**The request**
Wherever the string "range" occurs in a line of these records, report that line.

-----

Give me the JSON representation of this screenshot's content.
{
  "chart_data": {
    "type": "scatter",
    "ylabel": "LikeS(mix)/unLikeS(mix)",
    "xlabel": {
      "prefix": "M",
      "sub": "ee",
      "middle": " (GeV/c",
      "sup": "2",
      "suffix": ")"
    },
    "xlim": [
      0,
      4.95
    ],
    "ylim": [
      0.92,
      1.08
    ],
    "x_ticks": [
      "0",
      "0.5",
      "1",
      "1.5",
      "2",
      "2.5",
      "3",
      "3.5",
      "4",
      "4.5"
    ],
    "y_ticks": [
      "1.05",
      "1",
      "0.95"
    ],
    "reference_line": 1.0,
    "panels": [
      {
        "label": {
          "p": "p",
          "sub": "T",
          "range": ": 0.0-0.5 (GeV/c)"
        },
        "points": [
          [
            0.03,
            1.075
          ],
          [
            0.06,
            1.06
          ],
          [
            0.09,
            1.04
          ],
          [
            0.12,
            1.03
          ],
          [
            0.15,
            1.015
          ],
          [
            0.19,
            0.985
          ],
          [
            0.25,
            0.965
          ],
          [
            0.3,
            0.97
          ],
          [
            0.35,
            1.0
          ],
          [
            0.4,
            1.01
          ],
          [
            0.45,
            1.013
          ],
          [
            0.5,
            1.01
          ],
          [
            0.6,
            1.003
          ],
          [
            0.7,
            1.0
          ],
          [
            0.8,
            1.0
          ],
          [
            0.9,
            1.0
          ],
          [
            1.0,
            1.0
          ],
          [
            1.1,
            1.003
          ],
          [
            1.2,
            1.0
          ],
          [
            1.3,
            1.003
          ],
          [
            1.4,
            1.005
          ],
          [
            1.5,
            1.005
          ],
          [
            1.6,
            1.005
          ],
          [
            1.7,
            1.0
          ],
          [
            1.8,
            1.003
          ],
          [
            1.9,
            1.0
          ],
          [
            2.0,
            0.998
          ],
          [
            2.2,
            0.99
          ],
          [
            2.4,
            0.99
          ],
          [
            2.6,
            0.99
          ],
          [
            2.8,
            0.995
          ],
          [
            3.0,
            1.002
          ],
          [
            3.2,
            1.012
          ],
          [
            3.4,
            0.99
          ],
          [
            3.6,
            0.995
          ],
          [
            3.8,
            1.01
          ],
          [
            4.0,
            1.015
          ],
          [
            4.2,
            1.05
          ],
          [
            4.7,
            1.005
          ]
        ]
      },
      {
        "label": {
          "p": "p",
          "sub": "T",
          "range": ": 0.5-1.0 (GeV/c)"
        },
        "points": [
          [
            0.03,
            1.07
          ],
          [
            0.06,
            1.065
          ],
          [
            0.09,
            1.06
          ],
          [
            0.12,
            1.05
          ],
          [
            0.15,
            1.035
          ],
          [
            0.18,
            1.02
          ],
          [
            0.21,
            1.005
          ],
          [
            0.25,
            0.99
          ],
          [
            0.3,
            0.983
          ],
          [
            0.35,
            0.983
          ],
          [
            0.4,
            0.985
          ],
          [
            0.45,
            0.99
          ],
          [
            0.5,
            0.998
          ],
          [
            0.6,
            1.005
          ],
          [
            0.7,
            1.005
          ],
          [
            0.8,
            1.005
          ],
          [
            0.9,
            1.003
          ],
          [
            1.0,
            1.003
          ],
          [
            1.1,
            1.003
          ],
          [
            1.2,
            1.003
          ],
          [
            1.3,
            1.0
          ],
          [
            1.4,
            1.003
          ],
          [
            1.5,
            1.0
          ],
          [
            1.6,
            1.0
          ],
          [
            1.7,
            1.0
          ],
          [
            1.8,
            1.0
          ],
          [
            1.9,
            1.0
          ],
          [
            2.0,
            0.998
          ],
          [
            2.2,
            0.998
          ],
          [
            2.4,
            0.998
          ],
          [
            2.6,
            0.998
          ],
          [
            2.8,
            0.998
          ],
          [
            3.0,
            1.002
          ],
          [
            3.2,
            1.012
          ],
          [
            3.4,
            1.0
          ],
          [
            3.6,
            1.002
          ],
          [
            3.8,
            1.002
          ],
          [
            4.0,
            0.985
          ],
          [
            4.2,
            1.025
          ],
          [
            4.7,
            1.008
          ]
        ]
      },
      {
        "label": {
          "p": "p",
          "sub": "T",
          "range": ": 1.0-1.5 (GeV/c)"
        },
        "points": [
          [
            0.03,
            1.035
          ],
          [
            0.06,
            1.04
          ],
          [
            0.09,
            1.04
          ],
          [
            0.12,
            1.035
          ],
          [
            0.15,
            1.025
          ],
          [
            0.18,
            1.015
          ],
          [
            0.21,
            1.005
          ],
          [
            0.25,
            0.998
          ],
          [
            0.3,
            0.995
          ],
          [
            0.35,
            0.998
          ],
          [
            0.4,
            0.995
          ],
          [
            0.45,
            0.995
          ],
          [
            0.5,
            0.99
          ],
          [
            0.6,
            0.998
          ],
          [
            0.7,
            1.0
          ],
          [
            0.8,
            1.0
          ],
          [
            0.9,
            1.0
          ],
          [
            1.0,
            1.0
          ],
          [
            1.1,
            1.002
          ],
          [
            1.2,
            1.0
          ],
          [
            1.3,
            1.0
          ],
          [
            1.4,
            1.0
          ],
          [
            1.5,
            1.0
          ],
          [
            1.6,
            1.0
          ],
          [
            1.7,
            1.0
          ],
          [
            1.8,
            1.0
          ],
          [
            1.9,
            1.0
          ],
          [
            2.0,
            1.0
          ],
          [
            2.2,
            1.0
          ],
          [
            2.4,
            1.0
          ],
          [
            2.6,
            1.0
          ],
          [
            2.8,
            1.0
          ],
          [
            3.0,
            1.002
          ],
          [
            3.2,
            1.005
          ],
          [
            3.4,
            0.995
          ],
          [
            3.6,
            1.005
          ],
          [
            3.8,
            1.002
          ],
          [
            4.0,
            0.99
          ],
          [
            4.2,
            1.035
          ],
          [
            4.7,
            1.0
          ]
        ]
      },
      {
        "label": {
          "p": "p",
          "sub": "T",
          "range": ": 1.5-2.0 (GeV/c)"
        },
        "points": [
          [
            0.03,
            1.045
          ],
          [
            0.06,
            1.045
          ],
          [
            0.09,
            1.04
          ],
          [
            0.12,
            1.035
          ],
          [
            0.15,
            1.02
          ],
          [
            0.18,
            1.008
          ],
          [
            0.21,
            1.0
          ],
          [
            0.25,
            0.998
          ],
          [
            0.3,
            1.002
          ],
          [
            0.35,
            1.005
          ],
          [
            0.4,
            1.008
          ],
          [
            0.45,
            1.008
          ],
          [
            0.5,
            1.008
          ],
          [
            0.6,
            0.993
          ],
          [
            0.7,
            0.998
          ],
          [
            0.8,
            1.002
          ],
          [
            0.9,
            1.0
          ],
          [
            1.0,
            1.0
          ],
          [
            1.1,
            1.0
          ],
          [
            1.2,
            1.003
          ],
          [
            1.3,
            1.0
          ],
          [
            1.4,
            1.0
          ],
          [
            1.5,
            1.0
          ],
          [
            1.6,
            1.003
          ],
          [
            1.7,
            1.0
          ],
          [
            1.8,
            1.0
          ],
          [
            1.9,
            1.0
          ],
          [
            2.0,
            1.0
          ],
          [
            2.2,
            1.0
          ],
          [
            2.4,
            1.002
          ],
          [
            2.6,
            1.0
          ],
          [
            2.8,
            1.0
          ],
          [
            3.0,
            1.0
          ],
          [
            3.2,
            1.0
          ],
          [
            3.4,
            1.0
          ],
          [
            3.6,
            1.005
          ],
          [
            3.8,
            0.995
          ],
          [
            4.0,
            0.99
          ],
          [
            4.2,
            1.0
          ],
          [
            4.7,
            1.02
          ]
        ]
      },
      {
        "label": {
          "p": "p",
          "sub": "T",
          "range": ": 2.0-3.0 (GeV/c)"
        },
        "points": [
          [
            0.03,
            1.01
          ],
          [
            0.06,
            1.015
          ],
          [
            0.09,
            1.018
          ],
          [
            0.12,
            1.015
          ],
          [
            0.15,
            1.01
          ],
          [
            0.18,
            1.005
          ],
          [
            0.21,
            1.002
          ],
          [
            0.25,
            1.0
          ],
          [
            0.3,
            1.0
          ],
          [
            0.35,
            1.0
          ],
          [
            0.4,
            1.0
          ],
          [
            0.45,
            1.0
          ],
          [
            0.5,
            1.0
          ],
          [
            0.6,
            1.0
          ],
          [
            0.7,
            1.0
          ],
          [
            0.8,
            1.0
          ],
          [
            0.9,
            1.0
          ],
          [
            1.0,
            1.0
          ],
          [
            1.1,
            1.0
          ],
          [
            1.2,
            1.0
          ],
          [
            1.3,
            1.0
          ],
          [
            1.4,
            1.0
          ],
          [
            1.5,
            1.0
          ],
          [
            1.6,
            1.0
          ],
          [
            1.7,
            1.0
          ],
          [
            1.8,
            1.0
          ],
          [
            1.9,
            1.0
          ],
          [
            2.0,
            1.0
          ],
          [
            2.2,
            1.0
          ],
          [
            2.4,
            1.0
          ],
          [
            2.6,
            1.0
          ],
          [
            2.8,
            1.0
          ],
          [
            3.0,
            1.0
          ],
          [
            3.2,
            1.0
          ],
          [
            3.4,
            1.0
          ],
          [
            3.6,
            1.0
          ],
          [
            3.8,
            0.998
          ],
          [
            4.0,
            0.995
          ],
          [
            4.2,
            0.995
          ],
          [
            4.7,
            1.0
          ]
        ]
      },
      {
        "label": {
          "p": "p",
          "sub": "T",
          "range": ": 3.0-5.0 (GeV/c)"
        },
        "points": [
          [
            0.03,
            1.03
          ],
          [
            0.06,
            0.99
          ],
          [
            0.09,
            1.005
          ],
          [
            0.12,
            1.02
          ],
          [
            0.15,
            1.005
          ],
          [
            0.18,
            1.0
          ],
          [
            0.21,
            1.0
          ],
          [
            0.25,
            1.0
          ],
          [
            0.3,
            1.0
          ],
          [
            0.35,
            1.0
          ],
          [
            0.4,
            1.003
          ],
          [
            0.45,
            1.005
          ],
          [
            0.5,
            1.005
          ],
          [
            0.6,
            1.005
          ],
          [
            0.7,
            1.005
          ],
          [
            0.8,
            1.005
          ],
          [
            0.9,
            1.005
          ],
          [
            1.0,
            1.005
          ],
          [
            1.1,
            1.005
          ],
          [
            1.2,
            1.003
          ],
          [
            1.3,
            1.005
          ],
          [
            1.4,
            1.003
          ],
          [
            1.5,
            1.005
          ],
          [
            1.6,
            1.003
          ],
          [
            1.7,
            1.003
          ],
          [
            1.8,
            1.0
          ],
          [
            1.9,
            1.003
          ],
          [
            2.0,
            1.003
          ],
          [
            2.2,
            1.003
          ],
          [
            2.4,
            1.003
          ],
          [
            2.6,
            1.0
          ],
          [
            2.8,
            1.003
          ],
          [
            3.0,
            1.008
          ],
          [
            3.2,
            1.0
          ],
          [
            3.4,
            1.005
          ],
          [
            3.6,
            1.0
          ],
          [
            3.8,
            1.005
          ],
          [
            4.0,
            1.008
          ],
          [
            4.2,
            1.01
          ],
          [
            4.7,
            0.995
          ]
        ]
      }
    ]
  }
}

-----

**Output for this task**
          "range": ": 0.0-0.5 (GeV/c)"
          "range": ": 0.5-1.0 (GeV/c)"
          "range": ": 1.0-1.5 (GeV/c)"
          "range": ": 1.5-2.0 (GeV/c)"
          "range": ": 2.0-3.0 (GeV/c)"
          "range": ": 3.0-5.0 (GeV/c)"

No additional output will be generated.